WRITTEN INSTRUCTION: Reproduce every line of the records below verbatim, with nothing altered, omitted or reordered.

DATA FOR PROCESSING:

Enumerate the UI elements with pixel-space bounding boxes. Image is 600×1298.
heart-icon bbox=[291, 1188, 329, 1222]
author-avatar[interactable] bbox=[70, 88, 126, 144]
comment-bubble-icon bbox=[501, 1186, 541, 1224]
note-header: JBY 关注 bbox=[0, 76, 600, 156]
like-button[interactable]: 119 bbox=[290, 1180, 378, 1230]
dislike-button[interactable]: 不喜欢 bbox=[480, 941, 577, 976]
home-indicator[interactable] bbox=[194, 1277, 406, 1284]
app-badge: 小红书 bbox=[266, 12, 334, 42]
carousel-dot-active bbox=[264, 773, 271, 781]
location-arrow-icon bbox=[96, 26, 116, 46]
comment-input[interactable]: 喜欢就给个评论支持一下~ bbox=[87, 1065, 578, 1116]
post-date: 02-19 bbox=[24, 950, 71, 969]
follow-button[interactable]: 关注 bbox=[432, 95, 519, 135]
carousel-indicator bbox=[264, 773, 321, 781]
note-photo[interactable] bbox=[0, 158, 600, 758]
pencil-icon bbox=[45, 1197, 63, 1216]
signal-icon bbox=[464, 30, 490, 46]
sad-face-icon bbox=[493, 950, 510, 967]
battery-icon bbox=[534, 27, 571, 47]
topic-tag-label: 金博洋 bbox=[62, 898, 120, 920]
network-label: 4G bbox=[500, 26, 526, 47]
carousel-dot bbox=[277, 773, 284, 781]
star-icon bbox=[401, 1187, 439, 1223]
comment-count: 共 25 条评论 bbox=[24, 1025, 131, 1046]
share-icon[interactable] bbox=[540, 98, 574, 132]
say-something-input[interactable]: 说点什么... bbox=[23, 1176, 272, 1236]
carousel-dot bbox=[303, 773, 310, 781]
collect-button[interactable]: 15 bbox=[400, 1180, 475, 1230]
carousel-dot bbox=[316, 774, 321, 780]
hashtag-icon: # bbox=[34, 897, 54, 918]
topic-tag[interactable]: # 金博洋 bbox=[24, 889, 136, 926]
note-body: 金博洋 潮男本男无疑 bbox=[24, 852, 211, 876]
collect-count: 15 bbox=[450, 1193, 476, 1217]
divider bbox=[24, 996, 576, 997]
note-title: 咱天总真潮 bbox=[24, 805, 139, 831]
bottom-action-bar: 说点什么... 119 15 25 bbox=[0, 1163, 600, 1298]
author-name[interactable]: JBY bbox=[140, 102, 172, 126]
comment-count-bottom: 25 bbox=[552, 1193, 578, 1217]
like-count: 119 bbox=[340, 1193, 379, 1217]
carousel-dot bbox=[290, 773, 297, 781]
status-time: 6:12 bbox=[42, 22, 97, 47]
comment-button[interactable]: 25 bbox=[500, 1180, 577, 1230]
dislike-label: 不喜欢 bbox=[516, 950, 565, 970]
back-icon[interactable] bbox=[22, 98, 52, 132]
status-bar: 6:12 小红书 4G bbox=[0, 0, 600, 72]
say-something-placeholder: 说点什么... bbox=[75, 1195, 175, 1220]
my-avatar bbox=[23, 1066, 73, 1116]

FULL OUTPUT:
Enumerate the UI elements with pixel-space bounding boxes. Image is 600×1298.
heart-icon bbox=[291, 1188, 329, 1222]
author-avatar[interactable] bbox=[70, 88, 126, 144]
comment-bubble-icon bbox=[501, 1186, 541, 1224]
note-header: JBY 关注 bbox=[0, 76, 600, 156]
like-button[interactable]: 119 bbox=[290, 1180, 378, 1230]
dislike-button[interactable]: 不喜欢 bbox=[480, 941, 577, 976]
home-indicator[interactable] bbox=[194, 1277, 406, 1284]
app-badge: 小红书 bbox=[266, 12, 334, 42]
carousel-dot-active bbox=[264, 773, 271, 781]
location-arrow-icon bbox=[96, 26, 116, 46]
comment-input[interactable]: 喜欢就给个评论支持一下~ bbox=[87, 1065, 578, 1116]
post-date: 02-19 bbox=[24, 950, 71, 969]
follow-button[interactable]: 关注 bbox=[432, 95, 519, 135]
carousel-indicator bbox=[264, 773, 321, 781]
note-photo[interactable] bbox=[0, 158, 600, 758]
pencil-icon bbox=[45, 1197, 63, 1216]
signal-icon bbox=[464, 30, 490, 46]
sad-face-icon bbox=[493, 950, 510, 967]
battery-icon bbox=[534, 27, 571, 47]
topic-tag-label: 金博洋 bbox=[62, 898, 120, 920]
network-label: 4G bbox=[500, 26, 526, 47]
carousel-dot bbox=[277, 773, 284, 781]
star-icon bbox=[401, 1187, 439, 1223]
comment-count: 共 25 条评论 bbox=[24, 1025, 131, 1046]
share-icon[interactable] bbox=[540, 98, 574, 132]
say-something-input[interactable]: 说点什么... bbox=[23, 1176, 272, 1236]
carousel-dot bbox=[303, 773, 310, 781]
collect-button[interactable]: 15 bbox=[400, 1180, 475, 1230]
carousel-dot bbox=[316, 774, 321, 780]
hashtag-icon: # bbox=[34, 897, 54, 918]
topic-tag[interactable]: # 金博洋 bbox=[24, 889, 136, 926]
note-body: 金博洋 潮男本男无疑 bbox=[24, 852, 211, 876]
collect-count: 15 bbox=[450, 1193, 476, 1217]
divider bbox=[24, 996, 576, 997]
note-title: 咱天总真潮 bbox=[24, 805, 139, 831]
bottom-action-bar: 说点什么... 119 15 25 bbox=[0, 1163, 600, 1298]
author-name[interactable]: JBY bbox=[140, 102, 172, 126]
comment-count-bottom: 25 bbox=[552, 1193, 578, 1217]
like-count: 119 bbox=[340, 1193, 379, 1217]
carousel-dot bbox=[290, 773, 297, 781]
status-time: 6:12 bbox=[42, 22, 97, 47]
comment-button[interactable]: 25 bbox=[500, 1180, 577, 1230]
dislike-label: 不喜欢 bbox=[516, 950, 565, 970]
back-icon[interactable] bbox=[22, 98, 52, 132]
status-bar: 6:12 小红书 4G bbox=[0, 0, 600, 72]
say-something-placeholder: 说点什么... bbox=[75, 1195, 175, 1220]
my-avatar bbox=[23, 1066, 73, 1116]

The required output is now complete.